Use cublasGemmEx in tensordot_core when CUDA11 #3719

anaruse · 2020-08-04T11:49:50Z

This PR modifies to use cublasGemmEx, an extension of cublas<t>gemm, as the matrix multiply backend to be called in tensordot_core in case of CUDA11. cublasGemmEx is flexible, allowing users to specify the data types for each of the matrices A, B, C, the precision of computation and the matrix multiply algorithm to be used.
https://docs.nvidia.com/cuda/cublas/index.html#cublas-GemmEx

This is a kind of preparatory PR and the following PR will allow the use of TF32 (TensorFloat32) as the compute precision of the matrix multiply.

This is related to #3602

leofang

Did a very quick 1st pass and left a few comments/questions.

leofang · 2020-08-04T19:51:01Z

cupy/core/core.pyx

+cdef struct cuComplex:
+    float x, y
+
+
+cdef struct cuDoubleComplex:
+    double x, y


Could you do this at the top instead, for consistency?

cupy/cupy_backends/cuda/libs/cusparse.pyx

Lines 8 to 13 in 0cbfedd

cdef extern from '../cupy_cuComplex.h':

ctypedef struct cuComplex 'cuComplex':

float x, y

ctypedef struct cuDoubleComplex 'cuDoubleComplex':

double x, y

leofang · 2020-08-04T19:52:39Z

cupy/core/core.pyx

+    double x, y
+
+
+cpdef ndarray tensordot_core_v11(


I feel a lot of boilerplate code in this new function overlaps with its predecessor tensordot_core(), at least for input/output preparation. Can we defer the code splitting point to later?

Yes, code duplication is a concern of mine as well 😓
Since cublasGemmEx allows you to select a different data type for output matrix C than the data type of input matrices A and B, I was thinking of using this to reduce amount of copy after gemm (this was not implemented yet). That's why I was branching out early, but there aren't that many opportunities for copy reduction, so I'm going to prioritize reducing code duplication first.

leofang · 2020-08-04T19:54:24Z

cupy/core/core.pyx

+    if m == 1 and n == 1:
+        _tensordot_core_mul_sum(
+            a.ravel(), b.ravel(), _manipulation._reshape(out, ()))
+        if out is not ret:
+            elementwise_copy(out, ret)

■ Your goal
Reproduce the part of the pull request discussion that starts at the words "This PR modifies" and stops after "to be used.".

Element position data:
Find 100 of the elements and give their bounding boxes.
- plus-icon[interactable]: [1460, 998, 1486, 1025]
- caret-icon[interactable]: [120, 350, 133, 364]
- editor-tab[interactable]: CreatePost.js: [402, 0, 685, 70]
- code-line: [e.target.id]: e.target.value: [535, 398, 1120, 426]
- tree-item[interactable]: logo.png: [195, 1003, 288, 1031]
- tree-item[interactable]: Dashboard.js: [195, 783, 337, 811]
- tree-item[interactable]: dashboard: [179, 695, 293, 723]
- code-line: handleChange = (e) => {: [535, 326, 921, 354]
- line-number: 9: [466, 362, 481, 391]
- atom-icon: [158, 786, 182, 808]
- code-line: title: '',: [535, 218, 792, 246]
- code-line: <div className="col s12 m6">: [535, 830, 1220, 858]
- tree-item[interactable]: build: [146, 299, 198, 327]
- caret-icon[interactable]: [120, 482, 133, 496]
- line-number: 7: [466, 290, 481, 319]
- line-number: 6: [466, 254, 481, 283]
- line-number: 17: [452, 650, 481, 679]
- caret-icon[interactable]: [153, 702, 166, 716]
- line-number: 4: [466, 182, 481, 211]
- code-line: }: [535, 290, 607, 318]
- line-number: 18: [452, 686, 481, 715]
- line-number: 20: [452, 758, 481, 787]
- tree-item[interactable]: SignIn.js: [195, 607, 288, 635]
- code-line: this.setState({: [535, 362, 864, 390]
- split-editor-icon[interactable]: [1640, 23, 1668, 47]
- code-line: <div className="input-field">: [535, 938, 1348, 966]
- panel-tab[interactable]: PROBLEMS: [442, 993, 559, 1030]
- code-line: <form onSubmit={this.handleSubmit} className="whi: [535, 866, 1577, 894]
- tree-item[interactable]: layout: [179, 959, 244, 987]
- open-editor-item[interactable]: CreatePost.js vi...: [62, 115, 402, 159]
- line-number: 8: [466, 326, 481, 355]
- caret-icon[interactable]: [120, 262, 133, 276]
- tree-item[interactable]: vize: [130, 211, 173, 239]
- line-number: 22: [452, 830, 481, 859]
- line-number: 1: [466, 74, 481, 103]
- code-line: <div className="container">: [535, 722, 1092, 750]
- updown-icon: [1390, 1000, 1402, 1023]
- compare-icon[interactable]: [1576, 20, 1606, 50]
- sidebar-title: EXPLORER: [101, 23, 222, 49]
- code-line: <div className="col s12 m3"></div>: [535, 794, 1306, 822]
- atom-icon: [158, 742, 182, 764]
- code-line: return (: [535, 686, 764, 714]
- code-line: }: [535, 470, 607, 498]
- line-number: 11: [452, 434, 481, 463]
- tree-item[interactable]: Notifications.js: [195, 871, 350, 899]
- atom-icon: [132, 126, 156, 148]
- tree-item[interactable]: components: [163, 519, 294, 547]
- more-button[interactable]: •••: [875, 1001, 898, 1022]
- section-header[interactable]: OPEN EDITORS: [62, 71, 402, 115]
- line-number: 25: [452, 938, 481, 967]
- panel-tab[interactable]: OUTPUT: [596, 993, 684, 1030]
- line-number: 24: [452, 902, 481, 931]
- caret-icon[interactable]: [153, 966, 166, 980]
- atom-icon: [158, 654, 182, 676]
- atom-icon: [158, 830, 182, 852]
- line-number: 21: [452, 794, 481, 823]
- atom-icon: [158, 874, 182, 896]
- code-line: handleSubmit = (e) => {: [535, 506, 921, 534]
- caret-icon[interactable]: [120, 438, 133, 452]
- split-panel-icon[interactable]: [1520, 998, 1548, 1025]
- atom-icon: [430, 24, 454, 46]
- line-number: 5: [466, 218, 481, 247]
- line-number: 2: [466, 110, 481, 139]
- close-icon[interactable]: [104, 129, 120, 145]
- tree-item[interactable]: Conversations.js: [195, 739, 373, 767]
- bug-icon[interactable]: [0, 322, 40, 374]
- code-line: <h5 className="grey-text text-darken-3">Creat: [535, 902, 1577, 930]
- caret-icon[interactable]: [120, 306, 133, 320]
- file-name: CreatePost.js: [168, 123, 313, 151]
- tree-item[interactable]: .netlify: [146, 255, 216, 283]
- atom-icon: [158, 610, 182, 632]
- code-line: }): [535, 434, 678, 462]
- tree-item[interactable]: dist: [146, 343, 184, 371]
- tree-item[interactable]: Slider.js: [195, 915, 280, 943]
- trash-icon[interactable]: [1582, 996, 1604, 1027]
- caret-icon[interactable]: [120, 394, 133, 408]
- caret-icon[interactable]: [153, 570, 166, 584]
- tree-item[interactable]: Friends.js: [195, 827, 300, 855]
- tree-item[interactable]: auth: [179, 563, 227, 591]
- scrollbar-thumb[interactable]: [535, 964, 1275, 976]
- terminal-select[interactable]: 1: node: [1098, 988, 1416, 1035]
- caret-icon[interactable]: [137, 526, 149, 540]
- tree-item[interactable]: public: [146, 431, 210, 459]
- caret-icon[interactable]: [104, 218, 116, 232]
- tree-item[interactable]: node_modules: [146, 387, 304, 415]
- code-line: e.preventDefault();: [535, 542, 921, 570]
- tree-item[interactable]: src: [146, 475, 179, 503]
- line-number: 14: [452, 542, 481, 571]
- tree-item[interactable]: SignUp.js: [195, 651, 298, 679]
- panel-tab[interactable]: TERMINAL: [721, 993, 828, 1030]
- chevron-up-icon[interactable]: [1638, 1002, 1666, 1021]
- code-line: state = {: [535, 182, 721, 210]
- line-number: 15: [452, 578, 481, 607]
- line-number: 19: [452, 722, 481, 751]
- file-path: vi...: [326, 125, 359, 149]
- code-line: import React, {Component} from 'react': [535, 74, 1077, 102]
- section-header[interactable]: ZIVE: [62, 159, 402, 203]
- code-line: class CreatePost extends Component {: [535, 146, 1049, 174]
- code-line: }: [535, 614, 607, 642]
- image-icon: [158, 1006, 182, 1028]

■ Response for this exercise
This PR modifies to use cublasGemmEx, an extension of cublas<t>gemm, as the matrix multiply backend to be called in tensordot_core in case of CUDA11. cublasGemmEx is flexible, allowing users to specify the data types for each of the matrices A, B, C, the precision of computation and the matrix multiply algorithm to be used.